Goal — Restate the full set of records exactly, without adding or dropping a word.
━━━━━━
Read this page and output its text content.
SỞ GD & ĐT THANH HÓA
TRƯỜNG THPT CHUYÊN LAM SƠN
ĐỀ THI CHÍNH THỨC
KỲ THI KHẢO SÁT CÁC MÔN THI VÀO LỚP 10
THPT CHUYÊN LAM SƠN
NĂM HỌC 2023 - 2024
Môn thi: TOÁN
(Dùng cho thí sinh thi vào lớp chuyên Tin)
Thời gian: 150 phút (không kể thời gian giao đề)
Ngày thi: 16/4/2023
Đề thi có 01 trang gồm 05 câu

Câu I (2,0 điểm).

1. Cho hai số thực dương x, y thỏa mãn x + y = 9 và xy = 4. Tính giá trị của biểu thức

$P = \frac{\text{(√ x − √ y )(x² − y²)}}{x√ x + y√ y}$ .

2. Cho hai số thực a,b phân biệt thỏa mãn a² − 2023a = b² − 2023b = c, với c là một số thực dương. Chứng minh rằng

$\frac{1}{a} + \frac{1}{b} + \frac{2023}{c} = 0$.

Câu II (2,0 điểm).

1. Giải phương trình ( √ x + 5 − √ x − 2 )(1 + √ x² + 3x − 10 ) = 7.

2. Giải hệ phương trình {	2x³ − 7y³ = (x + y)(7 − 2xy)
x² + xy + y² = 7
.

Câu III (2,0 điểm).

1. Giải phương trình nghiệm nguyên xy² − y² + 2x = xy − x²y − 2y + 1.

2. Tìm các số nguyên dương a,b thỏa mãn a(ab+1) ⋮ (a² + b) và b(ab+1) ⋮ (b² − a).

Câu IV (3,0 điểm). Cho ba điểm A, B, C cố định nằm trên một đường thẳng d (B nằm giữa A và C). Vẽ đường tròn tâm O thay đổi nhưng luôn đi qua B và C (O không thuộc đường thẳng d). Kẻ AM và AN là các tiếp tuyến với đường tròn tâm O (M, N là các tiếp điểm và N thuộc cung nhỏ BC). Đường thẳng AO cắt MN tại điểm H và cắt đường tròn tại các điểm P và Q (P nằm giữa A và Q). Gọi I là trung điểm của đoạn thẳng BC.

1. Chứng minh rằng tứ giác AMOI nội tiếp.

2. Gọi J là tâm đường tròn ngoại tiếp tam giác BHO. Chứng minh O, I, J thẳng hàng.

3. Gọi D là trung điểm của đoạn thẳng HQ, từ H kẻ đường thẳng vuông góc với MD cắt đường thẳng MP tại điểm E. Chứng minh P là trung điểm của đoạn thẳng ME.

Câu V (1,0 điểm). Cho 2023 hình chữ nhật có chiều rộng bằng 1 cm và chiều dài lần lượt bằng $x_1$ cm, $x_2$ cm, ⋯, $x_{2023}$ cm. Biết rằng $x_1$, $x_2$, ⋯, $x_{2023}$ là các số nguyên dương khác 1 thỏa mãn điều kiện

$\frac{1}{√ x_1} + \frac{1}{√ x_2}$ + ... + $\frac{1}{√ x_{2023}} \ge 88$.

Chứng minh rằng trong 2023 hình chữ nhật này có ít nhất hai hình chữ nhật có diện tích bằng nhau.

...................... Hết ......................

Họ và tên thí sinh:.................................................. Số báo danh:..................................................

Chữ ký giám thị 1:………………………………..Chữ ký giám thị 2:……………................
━━━━━━
Full solution —
Read this page and output its text content.
SỞ GD & ĐT THANH HÓA
TRƯỜNG THPT CHUYÊN LAM SƠN
ĐỀ THI CHÍNH THỨC
KỲ THI KHẢO SÁT CÁC MÔN THI VÀO LỚP 10
THPT CHUYÊN LAM SƠN
NĂM HỌC 2023 - 2024
Môn thi: TOÁN
(Dùng cho thí sinh thi vào lớp chuyên Tin)
Thời gian: 150 phút (không kể thời gian giao đề)
Ngày thi: 16/4/2023
Đề thi có 01 trang gồm 05 câu

Câu I (2,0 điểm).

1. Cho hai số thực dương x, y thỏa mãn x + y = 9 và xy = 4. Tính giá trị của biểu thức

$P = \frac{\text{(√ x − √ y )(x² − y²)}}{x√ x + y√ y}$ .

2. Cho hai số thực a,b phân biệt thỏa mãn a² − 2023a = b² − 2023b = c, với c là một số thực dương. Chứng minh rằng

$\frac{1}{a} + \frac{1}{b} + \frac{2023}{c} = 0$.

Câu II (2,0 điểm).

1. Giải phương trình ( √ x + 5 − √ x − 2 )(1 + √ x² + 3x − 10 ) = 7.

2. Giải hệ phương trình {	2x³ − 7y³ = (x + y)(7 − 2xy)
x² + xy + y² = 7
.

Câu III (2,0 điểm).

1. Giải phương trình nghiệm nguyên xy² − y² + 2x = xy − x²y − 2y + 1.

2. Tìm các số nguyên dương a,b thỏa mãn a(ab+1) ⋮ (a² + b) và b(ab+1) ⋮ (b² − a).

Câu IV (3,0 điểm). Cho ba điểm A, B, C cố định nằm trên một đường thẳng d (B nằm giữa A và C). Vẽ đường tròn tâm O thay đổi nhưng luôn đi qua B và C (O không thuộc đường thẳng d). Kẻ AM và AN là các tiếp tuyến với đường tròn tâm O (M, N là các tiếp điểm và N thuộc cung nhỏ BC). Đường thẳng AO cắt MN tại điểm H và cắt đường tròn tại các điểm P và Q (P nằm giữa A và Q). Gọi I là trung điểm của đoạn thẳng BC.

1. Chứng minh rằng tứ giác AMOI nội tiếp.

2. Gọi J là tâm đường tròn ngoại tiếp tam giác BHO. Chứng minh O, I, J thẳng hàng.

3. Gọi D là trung điểm của đoạn thẳng HQ, từ H kẻ đường thẳng vuông góc với MD cắt đường thẳng MP tại điểm E. Chứng minh P là trung điểm của đoạn thẳng ME.

Câu V (1,0 điểm). Cho 2023 hình chữ nhật có chiều rộng bằng 1 cm và chiều dài lần lượt bằng $x_1$ cm, $x_2$ cm, ⋯, $x_{2023}$ cm. Biết rằng $x_1$, $x_2$, ⋯, $x_{2023}$ là các số nguyên dương khác 1 thỏa mãn điều kiện

$\frac{1}{√ x_1} + \frac{1}{√ x_2}$ + ... + $\frac{1}{√ x_{2023}} \ge 88$.

Chứng minh rằng trong 2023 hình chữ nhật này có ít nhất hai hình chữ nhật có diện tích bằng nhau.

...................... Hết ......................

Họ và tên thí sinh:.................................................. Số báo danh:..................................................

Chữ ký giám thị 1:………………………………..Chữ ký giám thị 2:……………................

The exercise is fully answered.